TASK DESCRIPTION:
Select the lines of the records containing the word "date" and list them.
━━━━━━━━━━━━━━━━━━━━━━━━━━━━━━
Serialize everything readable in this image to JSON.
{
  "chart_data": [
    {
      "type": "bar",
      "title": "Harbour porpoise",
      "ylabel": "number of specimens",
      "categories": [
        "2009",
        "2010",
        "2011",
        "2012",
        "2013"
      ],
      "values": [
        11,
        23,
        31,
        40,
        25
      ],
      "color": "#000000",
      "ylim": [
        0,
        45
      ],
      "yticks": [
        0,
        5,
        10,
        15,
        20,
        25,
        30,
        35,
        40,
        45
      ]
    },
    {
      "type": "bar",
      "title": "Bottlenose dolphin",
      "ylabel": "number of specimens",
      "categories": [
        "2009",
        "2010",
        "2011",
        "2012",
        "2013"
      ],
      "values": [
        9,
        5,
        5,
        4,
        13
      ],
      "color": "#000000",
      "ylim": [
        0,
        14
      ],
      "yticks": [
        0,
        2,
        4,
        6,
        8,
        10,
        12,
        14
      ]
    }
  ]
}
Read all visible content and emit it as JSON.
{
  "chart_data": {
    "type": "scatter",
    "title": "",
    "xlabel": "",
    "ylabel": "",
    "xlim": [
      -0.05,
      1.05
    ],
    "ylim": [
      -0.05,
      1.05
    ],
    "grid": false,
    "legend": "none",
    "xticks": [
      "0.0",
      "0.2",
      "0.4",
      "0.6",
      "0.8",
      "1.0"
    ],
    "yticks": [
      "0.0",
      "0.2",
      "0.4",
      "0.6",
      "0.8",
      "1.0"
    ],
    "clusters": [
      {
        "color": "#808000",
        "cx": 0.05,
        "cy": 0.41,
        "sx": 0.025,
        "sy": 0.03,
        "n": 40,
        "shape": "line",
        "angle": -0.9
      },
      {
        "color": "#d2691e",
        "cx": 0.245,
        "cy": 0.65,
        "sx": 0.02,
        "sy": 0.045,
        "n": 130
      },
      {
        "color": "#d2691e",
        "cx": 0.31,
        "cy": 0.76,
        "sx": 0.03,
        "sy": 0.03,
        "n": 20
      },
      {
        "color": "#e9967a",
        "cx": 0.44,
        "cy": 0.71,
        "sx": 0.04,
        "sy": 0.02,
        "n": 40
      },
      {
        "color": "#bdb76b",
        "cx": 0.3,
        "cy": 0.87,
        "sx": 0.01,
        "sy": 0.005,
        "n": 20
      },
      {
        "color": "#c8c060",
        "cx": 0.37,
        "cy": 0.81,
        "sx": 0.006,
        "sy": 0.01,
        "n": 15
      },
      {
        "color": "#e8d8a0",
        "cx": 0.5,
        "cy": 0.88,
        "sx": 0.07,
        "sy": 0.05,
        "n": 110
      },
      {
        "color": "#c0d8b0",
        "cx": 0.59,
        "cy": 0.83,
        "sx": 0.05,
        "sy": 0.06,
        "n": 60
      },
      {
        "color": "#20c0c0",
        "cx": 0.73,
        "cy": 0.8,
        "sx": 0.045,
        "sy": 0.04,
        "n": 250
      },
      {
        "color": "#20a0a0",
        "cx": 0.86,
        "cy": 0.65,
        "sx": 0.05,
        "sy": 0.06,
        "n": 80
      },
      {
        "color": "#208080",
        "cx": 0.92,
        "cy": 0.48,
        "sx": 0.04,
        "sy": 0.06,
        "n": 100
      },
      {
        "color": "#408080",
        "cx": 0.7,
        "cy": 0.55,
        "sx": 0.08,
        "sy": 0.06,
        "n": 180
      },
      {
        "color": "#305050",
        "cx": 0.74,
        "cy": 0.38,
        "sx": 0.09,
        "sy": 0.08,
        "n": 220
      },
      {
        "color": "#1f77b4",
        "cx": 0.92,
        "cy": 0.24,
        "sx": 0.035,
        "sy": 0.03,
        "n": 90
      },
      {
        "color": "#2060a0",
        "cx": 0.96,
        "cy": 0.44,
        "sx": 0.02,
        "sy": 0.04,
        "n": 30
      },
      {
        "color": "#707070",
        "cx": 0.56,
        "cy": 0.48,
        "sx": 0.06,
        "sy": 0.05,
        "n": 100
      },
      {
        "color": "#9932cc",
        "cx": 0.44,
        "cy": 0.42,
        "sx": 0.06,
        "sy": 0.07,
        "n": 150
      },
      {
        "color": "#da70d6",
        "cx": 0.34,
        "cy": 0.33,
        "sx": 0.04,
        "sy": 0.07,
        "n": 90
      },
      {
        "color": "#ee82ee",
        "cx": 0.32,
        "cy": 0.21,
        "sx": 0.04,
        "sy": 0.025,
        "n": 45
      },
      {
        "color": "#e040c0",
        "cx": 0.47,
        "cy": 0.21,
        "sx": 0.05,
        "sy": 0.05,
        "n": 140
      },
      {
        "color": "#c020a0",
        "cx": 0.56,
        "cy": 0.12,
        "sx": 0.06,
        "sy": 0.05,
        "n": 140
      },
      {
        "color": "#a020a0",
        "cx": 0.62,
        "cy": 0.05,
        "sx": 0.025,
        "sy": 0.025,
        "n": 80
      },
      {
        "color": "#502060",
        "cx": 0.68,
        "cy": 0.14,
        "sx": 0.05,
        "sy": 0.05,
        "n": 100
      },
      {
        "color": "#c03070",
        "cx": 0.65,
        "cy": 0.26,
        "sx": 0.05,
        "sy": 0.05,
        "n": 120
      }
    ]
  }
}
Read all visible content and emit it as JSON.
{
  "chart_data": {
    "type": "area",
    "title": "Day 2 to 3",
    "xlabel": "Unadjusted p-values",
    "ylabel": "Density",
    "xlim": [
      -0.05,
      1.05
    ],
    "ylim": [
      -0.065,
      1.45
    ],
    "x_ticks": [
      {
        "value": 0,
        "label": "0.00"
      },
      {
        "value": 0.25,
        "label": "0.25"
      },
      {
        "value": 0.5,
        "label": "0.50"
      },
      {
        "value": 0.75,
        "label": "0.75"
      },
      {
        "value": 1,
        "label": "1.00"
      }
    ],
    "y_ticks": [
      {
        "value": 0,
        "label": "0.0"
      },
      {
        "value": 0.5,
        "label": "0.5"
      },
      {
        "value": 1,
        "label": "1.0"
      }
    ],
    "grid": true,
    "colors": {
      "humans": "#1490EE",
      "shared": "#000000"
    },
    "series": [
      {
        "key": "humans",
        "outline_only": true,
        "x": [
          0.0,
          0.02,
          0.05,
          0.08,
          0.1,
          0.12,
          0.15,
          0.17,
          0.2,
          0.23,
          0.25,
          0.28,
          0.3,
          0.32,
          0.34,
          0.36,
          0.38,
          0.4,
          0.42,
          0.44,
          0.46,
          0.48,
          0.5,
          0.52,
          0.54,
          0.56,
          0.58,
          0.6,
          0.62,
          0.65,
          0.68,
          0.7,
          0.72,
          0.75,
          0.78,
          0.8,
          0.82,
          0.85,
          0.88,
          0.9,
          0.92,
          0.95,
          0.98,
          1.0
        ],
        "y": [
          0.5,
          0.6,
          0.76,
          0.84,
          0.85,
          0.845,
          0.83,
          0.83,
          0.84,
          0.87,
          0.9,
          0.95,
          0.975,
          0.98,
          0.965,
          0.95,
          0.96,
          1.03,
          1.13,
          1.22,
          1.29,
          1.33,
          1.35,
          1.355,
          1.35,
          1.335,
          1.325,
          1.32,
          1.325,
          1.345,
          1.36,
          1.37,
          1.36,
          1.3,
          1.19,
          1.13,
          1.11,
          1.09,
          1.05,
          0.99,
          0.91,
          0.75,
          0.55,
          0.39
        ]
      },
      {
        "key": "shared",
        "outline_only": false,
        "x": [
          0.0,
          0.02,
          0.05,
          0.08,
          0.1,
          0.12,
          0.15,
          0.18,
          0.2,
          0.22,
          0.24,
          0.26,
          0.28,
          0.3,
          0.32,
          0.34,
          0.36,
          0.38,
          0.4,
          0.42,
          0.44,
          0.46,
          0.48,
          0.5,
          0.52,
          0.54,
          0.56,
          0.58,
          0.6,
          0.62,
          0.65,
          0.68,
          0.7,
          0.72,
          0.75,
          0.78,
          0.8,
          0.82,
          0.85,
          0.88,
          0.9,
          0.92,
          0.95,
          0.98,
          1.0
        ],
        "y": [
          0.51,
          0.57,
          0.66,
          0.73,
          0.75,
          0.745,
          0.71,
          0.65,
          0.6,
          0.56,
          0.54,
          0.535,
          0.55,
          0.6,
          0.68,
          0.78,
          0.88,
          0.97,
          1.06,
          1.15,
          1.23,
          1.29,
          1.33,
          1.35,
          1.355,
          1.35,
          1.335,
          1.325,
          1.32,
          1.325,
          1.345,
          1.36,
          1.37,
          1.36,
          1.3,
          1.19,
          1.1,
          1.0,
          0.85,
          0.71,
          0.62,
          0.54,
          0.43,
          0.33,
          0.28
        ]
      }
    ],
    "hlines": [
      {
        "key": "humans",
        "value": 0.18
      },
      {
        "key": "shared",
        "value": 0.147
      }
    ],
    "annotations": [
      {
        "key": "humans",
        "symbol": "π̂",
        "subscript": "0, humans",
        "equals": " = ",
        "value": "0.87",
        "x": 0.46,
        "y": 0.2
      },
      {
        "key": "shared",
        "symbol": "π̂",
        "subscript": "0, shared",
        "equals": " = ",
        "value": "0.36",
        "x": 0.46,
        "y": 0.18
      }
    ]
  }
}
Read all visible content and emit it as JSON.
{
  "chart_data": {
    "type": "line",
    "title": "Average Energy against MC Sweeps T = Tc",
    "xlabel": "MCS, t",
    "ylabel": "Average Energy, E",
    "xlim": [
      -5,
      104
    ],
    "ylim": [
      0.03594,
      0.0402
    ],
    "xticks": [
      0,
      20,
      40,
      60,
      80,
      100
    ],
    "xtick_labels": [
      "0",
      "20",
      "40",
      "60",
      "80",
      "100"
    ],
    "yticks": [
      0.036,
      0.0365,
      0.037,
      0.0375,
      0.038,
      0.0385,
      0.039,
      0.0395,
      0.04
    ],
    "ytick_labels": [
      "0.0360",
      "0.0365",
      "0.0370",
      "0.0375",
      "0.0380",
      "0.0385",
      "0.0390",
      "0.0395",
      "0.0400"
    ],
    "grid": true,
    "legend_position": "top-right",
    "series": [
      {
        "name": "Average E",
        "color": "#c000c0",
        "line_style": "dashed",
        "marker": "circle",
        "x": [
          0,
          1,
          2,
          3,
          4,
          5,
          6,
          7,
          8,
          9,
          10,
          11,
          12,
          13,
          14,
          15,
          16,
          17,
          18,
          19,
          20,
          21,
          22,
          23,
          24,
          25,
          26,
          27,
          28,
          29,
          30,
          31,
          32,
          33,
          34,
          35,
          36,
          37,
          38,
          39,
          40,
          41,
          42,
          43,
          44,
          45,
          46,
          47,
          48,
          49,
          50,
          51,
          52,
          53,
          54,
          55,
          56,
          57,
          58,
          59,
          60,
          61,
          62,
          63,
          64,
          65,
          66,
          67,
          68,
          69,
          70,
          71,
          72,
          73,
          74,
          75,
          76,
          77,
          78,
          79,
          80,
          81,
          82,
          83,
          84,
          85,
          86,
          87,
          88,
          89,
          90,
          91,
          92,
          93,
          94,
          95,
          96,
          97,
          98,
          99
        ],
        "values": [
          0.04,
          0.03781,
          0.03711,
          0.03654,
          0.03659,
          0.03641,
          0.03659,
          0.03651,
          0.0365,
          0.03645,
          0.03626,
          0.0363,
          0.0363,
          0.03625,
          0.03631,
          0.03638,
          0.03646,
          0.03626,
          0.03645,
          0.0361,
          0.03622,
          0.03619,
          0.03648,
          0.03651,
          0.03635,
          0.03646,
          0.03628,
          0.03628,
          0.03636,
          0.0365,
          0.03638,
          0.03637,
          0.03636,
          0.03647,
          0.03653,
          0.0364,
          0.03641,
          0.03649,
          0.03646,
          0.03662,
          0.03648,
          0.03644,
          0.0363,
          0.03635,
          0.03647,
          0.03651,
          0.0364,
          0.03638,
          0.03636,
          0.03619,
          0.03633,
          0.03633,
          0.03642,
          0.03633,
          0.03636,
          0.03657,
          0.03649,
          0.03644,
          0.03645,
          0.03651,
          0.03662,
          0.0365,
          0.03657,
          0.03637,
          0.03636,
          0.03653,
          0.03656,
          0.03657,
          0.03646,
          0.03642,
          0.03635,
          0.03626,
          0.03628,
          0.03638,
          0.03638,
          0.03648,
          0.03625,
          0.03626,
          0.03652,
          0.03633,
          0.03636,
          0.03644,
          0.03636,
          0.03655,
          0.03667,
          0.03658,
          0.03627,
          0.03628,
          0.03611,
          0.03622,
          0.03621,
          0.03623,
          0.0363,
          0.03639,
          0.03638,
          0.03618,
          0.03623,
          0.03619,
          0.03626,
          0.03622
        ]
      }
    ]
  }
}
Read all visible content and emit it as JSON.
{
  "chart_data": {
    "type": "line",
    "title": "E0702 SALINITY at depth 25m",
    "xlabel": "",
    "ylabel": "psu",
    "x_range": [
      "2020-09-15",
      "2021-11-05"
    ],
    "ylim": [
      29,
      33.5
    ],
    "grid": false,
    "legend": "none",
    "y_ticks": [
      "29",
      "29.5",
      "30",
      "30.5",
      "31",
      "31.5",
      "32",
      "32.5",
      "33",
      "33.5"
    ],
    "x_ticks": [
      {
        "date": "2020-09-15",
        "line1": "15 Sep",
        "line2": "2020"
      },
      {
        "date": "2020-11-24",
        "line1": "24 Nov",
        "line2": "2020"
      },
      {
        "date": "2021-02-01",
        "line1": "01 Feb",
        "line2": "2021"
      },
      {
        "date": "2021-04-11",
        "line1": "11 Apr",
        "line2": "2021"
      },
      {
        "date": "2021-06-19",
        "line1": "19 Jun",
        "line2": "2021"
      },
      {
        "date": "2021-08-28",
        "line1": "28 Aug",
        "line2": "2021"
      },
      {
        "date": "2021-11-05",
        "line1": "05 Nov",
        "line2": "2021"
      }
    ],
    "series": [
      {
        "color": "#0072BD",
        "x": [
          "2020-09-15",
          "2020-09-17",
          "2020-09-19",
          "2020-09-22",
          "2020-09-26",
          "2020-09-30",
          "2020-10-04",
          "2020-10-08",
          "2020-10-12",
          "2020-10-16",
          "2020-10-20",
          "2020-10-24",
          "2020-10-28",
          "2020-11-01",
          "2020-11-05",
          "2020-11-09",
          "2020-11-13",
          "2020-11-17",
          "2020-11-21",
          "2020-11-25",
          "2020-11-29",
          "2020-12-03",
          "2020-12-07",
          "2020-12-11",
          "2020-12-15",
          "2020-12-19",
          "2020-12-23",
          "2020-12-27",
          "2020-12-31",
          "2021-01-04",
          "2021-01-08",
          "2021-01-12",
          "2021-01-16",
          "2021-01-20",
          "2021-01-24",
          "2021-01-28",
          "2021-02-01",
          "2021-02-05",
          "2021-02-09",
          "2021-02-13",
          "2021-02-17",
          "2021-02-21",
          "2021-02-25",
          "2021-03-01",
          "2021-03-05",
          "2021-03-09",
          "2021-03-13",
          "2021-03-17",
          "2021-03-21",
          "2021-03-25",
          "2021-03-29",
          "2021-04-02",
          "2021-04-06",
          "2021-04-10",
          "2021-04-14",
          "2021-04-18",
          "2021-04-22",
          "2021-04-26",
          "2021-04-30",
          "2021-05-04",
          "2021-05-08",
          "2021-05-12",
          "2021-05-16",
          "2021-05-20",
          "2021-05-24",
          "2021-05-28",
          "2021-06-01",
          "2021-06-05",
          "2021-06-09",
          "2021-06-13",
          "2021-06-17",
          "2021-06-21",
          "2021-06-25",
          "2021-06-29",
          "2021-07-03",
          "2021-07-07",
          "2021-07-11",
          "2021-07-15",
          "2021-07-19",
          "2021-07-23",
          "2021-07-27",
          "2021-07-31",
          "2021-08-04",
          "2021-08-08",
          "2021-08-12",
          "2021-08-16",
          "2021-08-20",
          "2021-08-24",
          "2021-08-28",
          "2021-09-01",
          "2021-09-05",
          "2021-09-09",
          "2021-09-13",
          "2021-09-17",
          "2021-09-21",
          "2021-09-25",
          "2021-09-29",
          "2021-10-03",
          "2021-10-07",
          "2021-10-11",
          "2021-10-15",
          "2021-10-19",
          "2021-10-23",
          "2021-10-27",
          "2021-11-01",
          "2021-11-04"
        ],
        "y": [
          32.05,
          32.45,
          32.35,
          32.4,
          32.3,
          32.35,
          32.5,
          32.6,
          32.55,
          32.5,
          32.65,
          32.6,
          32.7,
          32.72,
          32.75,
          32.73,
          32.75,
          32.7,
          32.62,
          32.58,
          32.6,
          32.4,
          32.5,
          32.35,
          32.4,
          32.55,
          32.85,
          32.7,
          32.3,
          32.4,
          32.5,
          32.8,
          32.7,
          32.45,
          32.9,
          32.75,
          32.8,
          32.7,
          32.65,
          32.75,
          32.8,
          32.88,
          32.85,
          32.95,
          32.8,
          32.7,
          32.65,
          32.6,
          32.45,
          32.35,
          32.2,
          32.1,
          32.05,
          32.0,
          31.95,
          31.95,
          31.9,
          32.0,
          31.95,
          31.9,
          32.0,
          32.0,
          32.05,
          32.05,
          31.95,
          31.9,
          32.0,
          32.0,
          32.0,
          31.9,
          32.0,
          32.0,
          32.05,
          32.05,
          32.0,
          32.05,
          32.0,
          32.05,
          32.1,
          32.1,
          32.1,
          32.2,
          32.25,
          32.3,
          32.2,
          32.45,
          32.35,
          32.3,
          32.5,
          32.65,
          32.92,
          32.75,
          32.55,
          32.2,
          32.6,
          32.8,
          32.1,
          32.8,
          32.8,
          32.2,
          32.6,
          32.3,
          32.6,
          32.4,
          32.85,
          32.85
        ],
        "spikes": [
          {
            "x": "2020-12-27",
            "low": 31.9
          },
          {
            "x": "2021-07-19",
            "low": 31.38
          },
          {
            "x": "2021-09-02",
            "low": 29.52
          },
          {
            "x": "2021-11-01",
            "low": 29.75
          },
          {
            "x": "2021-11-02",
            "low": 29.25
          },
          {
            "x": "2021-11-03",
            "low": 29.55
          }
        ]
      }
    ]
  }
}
━━━━━━━━━━━━━━━━━━━━━━━━━━━━━━
ANSWER TO THE EXERCISE:
        "date": "2020-09-15",
        "date": "2020-11-24",
        "date": "2021-02-01",
        "date": "2021-04-11",
        "date": "2021-06-19",
        "date": "2021-08-28",
        "date": "2021-11-05",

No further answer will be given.